**Short problem**: Copy each line of the records that holds the string "JSON".

**The records**:
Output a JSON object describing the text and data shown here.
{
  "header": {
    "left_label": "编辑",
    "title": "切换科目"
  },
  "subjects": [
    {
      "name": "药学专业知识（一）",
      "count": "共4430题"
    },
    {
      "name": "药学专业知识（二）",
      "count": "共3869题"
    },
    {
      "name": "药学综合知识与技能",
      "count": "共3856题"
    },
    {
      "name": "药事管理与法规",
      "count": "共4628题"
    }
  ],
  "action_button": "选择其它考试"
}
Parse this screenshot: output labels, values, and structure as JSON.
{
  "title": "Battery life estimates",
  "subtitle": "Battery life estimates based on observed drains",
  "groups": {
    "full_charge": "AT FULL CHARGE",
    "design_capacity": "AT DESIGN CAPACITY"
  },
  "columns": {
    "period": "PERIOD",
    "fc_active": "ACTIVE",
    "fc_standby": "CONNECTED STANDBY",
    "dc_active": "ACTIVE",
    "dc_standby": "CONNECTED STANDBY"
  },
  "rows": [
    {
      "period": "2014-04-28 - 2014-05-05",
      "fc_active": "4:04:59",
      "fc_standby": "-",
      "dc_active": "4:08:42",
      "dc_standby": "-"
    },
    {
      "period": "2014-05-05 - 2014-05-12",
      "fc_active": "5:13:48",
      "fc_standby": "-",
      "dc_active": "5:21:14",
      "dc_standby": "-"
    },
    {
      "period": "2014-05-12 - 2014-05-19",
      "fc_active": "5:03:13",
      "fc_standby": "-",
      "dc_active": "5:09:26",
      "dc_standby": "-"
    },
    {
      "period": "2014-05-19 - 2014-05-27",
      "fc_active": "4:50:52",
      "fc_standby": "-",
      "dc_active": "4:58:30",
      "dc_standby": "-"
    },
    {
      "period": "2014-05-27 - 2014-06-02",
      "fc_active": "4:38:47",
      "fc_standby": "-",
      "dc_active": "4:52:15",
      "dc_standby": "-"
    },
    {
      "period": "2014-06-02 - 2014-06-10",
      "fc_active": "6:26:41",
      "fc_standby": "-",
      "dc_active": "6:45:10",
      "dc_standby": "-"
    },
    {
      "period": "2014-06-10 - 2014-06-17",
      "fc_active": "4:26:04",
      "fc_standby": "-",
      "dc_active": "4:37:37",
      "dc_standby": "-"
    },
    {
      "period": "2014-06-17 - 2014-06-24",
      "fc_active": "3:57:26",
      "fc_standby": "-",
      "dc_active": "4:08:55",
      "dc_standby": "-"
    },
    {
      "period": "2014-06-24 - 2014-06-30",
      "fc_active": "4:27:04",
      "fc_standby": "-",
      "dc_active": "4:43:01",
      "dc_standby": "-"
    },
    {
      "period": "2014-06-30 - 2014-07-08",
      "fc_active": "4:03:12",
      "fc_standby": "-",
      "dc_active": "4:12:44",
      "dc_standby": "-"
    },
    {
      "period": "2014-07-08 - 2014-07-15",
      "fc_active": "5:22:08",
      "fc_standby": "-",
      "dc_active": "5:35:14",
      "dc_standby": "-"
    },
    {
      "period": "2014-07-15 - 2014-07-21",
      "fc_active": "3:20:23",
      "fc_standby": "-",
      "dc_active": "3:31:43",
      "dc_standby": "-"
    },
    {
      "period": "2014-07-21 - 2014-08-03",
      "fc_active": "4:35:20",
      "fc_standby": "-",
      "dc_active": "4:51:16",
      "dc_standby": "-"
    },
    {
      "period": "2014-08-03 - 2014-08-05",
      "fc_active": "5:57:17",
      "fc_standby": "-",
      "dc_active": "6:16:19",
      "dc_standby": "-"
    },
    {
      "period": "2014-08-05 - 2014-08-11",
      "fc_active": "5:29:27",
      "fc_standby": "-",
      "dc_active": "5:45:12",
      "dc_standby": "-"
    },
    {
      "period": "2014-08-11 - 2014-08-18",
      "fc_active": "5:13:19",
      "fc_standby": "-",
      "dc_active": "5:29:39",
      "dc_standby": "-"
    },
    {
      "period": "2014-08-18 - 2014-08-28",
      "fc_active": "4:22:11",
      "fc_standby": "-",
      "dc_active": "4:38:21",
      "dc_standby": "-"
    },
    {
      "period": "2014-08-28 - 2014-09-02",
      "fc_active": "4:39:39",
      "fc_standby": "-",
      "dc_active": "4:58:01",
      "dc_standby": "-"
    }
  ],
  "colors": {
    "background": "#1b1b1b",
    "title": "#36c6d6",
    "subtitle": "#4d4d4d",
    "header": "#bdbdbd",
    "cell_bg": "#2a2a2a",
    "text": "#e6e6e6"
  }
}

**Exercise solution**:
Output a JSON object describing the text and data shown here.
Parse this screenshot: output labels, values, and structure as JSON.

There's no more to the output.